> _Stated task_:
Reproduce as a numbered list, skipping blank lines, the lines of the material between the line holding "- logo-icon: [630, 95, 664, 128]" and the line holding "- data-point: [540, 420, 548, 427]", inclusive.

> _Entries supplied_:
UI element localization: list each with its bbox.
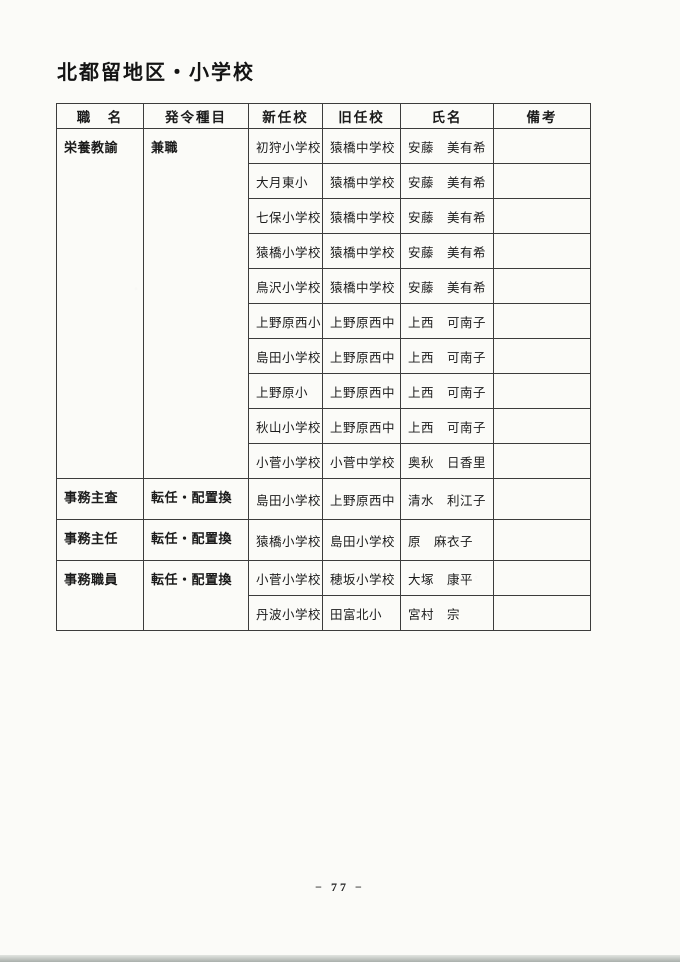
name-cell: 奥秋 日香里 [400, 443, 494, 479]
remarks-cell [493, 268, 591, 304]
old-school-cell: 上野原西中 [322, 373, 401, 409]
remarks-cell [493, 595, 591, 631]
remarks-cell [493, 338, 591, 374]
new-school-cell: 上野原小 [248, 373, 323, 409]
new-school-cell: 島田小学校 [248, 338, 323, 374]
position-cell: 事務主任 [56, 519, 144, 561]
header-cell: 職 名 [56, 103, 144, 129]
old-school-cell: 猿橋中学校 [322, 198, 401, 234]
old-school-cell: 穂坂小学校 [322, 560, 401, 596]
name-cell: 上西 可南子 [400, 338, 494, 374]
table-row: 七保小学校 猿橋中学校 安藤 美有希 [57, 198, 591, 234]
header-cell: 備考 [493, 103, 591, 129]
remarks-cell [493, 373, 591, 409]
header-row: 職 名発令種目 新任校 旧任校 氏名 備考 [56, 103, 591, 129]
name-cell: 上西 可南子 [400, 373, 494, 409]
new-school-cell: 初狩小学校 [248, 128, 323, 164]
name-cell: 安藤 美有希 [400, 233, 494, 269]
old-school-cell: 上野原西中 [322, 338, 401, 374]
old-school-cell: 上野原西中 [322, 303, 401, 339]
remarks-cell [493, 128, 591, 164]
new-school-cell: 鳥沢小学校 [248, 268, 323, 304]
name-cell: 安藤 美有希 [400, 128, 494, 164]
new-school-cell: 小菅小学校 [248, 560, 323, 596]
page-number: − 77 − [315, 880, 365, 894]
name-cell: 安藤 美有希 [400, 268, 494, 304]
remarks-cell [493, 519, 591, 561]
name-cell: 宮村 宗 [400, 595, 494, 631]
table-row: 猿橋小学校 猿橋中学校 安藤 美有希 [57, 233, 591, 269]
header-cell: 旧任校 [322, 103, 401, 129]
position-cell: 栄養教諭 [56, 128, 144, 479]
remarks-cell [493, 560, 591, 596]
remarks-cell [493, 303, 591, 339]
old-school-cell: 上野原西中 [322, 478, 401, 520]
table-body: 栄養教諭 兼職 初狩小学校 猿橋中学校 安藤 美有希 大月東小 猿橋中学校 安藤 美有希 七保小… [56, 128, 591, 631]
remarks-cell [493, 478, 591, 520]
position-cell: 事務主査 [56, 478, 144, 520]
header-cell: 氏名 [400, 103, 494, 129]
new-school-cell: 猿橋小学校 [248, 519, 323, 561]
personnel-transfer-table: 職 名発令種目 新任校 旧任校 氏名 備考 栄養教諭 兼職 初狩小学校 猿橋中学校 安藤 美有希… [56, 103, 591, 631]
table-row: 島田小学校 上野原西中 上西 可南子 [57, 338, 591, 374]
table-row: 事務主査 転任・配置換 島田小学校 上野原西中 清水 利江子 [56, 478, 591, 520]
old-school-cell: 田富北小 [322, 595, 401, 631]
name-cell: 安藤 美有希 [400, 163, 494, 199]
name-cell: 上西 可南子 [400, 303, 494, 339]
table-row: 丹波小学校 田富北小 宮村 宗 [57, 595, 591, 631]
new-school-cell: 丹波小学校 [248, 595, 323, 631]
old-school-cell: 島田小学校 [322, 519, 401, 561]
remarks-cell [493, 233, 591, 269]
order-type-cell: 兼職 [143, 128, 249, 479]
table-row: 鳥沢小学校 猿橋中学校 安藤 美有希 [57, 268, 591, 304]
table-row: 栄養教諭 兼職 初狩小学校 猿橋中学校 安藤 美有希 [56, 128, 591, 479]
table-row: 事務主任 転任・配置換 猿橋小学校 島田小学校原 麻衣子 [56, 519, 591, 561]
order-type-cell: 転任・配置換 [143, 478, 249, 520]
name-cell: 清水 利江子 [400, 478, 494, 520]
new-school-cell: 島田小学校 [248, 478, 323, 520]
new-school-cell: 猿橋小学校 [248, 233, 323, 269]
table-header-row: 職 名発令種目 新任校 旧任校 氏名 備考 [56, 103, 591, 129]
scan-edge [0, 955, 680, 962]
order-type-cell: 転任・配置換 [143, 560, 249, 631]
old-school-cell: 猿橋中学校 [322, 268, 401, 304]
page-title: 北都留地区・小学校 [57, 62, 255, 84]
old-school-cell: 猿橋中学校 [322, 128, 401, 164]
name-cell: 上西 可南子 [400, 408, 494, 444]
new-school-cell: 秋山小学校 [248, 408, 323, 444]
order-type-cell: 転任・配置換 [143, 519, 249, 561]
remarks-cell [493, 163, 591, 199]
old-school-cell: 上野原西中 [322, 408, 401, 444]
new-school-cell: 大月東小 [248, 163, 323, 199]
new-school-cell: 七保小学校 [248, 198, 323, 234]
old-school-cell: 猿橋中学校 [322, 163, 401, 199]
remarks-cell [493, 198, 591, 234]
remarks-cell [493, 443, 591, 479]
table-row: 事務職員 転任・配置換 小菅小学校 穂坂小学校 大塚 康平 [56, 560, 591, 631]
old-school-cell: 小菅中学校 [322, 443, 401, 479]
name-cell: 大塚 康平 [400, 560, 494, 596]
header-cell: 発令種目 [143, 103, 249, 129]
new-school-cell: 小菅小学校 [248, 443, 323, 479]
old-school-cell: 猿橋中学校 [322, 233, 401, 269]
header-cell: 新任校 [248, 103, 323, 129]
position-cell: 事務職員 [56, 560, 144, 631]
remarks-cell [493, 408, 591, 444]
new-school-cell: 上野原西小 [248, 303, 323, 339]
table-row: 上野原西小 上野原西中 上西 可南子 [57, 303, 591, 339]
name-cell: 安藤 美有希 [400, 198, 494, 234]
name-cell: 原 麻衣子 [400, 519, 494, 561]
table-row: 大月東小 猿橋中学校 安藤 美有希 [57, 163, 591, 199]
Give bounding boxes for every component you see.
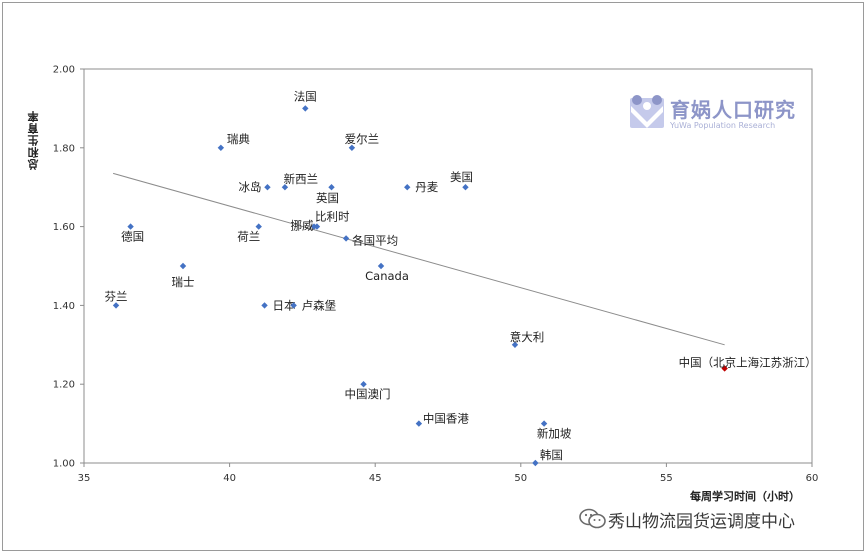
- logo-icon: [630, 95, 664, 128]
- logo: 育娲人口研究 YuWa Population Research: [628, 92, 808, 136]
- data-point: [264, 184, 271, 191]
- data-point: [302, 105, 309, 112]
- x-tick-label: 35: [78, 473, 91, 484]
- data-label: 比利时: [315, 210, 350, 224]
- data-label: 中国香港: [423, 412, 469, 426]
- data-point: [255, 223, 262, 230]
- wechat-icon: [579, 508, 606, 529]
- x-tick-label: 60: [806, 473, 819, 484]
- data-point: [348, 144, 356, 151]
- data-point: [127, 223, 134, 230]
- data-point: [360, 381, 367, 388]
- y-tick-label: 2.00: [53, 65, 75, 76]
- data-point: [377, 262, 385, 270]
- data-label: 各国平均: [352, 233, 398, 247]
- data-label: 中国（北京上海江苏浙江）: [679, 355, 817, 369]
- data-label: 瑞典: [227, 132, 250, 146]
- y-axis-label: 总和生育率: [27, 110, 40, 170]
- trend-line: [112, 172, 725, 346]
- data-label: 新西兰: [284, 172, 319, 186]
- data-label: 美国: [450, 170, 473, 184]
- x-tick-label: 50: [514, 473, 527, 484]
- data-label: 日本: [273, 298, 296, 312]
- data-point: [415, 420, 423, 427]
- logo-subtitle: YuWa Population Research: [670, 121, 776, 130]
- x-tick-label: 45: [369, 473, 382, 484]
- data-point: [721, 365, 728, 372]
- y-tick-label: 1.60: [53, 222, 75, 233]
- data-label: 中国澳门: [345, 387, 391, 401]
- data-label: 挪威: [291, 219, 314, 233]
- data-point: [540, 420, 548, 427]
- y-tick-label: 1.40: [53, 301, 75, 312]
- data-label: 瑞士: [172, 275, 195, 289]
- y-tick-label: 1.20: [53, 380, 75, 391]
- data-label: 意大利: [510, 330, 545, 344]
- plot-area: [83, 68, 813, 464]
- data-point: [511, 341, 519, 348]
- data-label: 英国: [316, 191, 339, 205]
- data-label: 丹麦: [415, 180, 438, 194]
- data-label: 冰岛: [238, 180, 261, 194]
- data-point: [290, 302, 297, 309]
- data-label: 新加坡: [537, 427, 572, 441]
- data-label: 爱尔兰: [345, 132, 380, 146]
- data-point: [112, 302, 120, 309]
- data-point: [532, 459, 539, 467]
- y-tick-label: 1.00: [53, 459, 75, 470]
- data-point: [404, 184, 411, 191]
- data-point: [313, 223, 321, 230]
- data-point: [328, 184, 335, 191]
- data-label: 韩国: [540, 448, 563, 462]
- x-axis-label: 每周学习时间（小时）: [690, 490, 800, 503]
- data-point: [342, 235, 350, 242]
- x-tick-label: 55: [660, 473, 673, 484]
- data-point: [462, 184, 469, 191]
- data-label: 荷兰: [237, 230, 260, 244]
- data-point: [261, 302, 268, 309]
- data-label: 法国: [294, 89, 317, 103]
- logo-title: 育娲人口研究: [670, 98, 796, 122]
- data-point: [179, 262, 187, 270]
- data-label: 芬兰: [105, 289, 128, 303]
- y-tick-label: 1.80: [53, 143, 75, 154]
- data-point: [217, 144, 225, 151]
- x-tick-label: 40: [223, 473, 236, 484]
- watermark: 秀山物流园货运调度中心: [578, 506, 795, 532]
- data-label: Canada: [365, 269, 409, 283]
- watermark-text: 秀山物流园货运调度中心: [608, 511, 795, 532]
- data-point: [281, 184, 289, 191]
- data-label: 卢森堡: [302, 298, 337, 312]
- data-label: 德国: [121, 230, 144, 244]
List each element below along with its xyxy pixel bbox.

> _Answer for this exercise_:
1. - logo-icon: [630, 95, 664, 128]
2. - logo: 育娲人口研究 YuWa Population Research: [628, 92, 808, 136]
3. - data-point: [264, 184, 271, 191]
4. - data-point: [302, 105, 309, 112]
5. - x-tick-label: 35: [78, 473, 91, 484]
6. - data-label: 比利时: [315, 210, 350, 224]
7. - data-label: 中国香港: [423, 412, 469, 426]
8. - data-point: [255, 223, 262, 230]
9. - wechat-icon: [579, 508, 606, 529]
10. - x-tick-label: 60: [806, 473, 819, 484]
11. - data-point: [348, 144, 356, 151]
12. - data-point: [127, 223, 134, 230]
13. - data-point: [360, 381, 367, 388]
14. - y-tick-label: 2.00: [53, 65, 75, 76]
15. - data-point: [377, 262, 385, 270]
16. - data-label: 各国平均: [352, 233, 398, 247]
17. - data-label: 中国（北京上海江苏浙江）: [679, 355, 817, 369]
18. - data-label: 瑞典: [227, 132, 250, 146]
19. - y-axis-label: 总和生育率: [27, 110, 40, 170]
20. - trend-line: [112, 172, 725, 346]
21. - data-label: 新西兰: [284, 172, 319, 186]
22. - data-label: 美国: [450, 170, 473, 184]
23. - x-tick-label: 50: [514, 473, 527, 484]
24. - data-label: 日本: [273, 298, 296, 312]
25. - data-point: [415, 420, 423, 427]
26. - logo-subtitle: YuWa Population Research: [670, 121, 776, 130]
27. - x-tick-label: 45: [369, 473, 382, 484]
28. - data-point: [721, 365, 728, 372]
29. - y-tick-label: 1.60: [53, 222, 75, 233]
30. - data-label: 中国澳门: [345, 387, 391, 401]
31. - data-label: 挪威: [291, 219, 314, 233]
32. - data-point: [540, 420, 548, 427]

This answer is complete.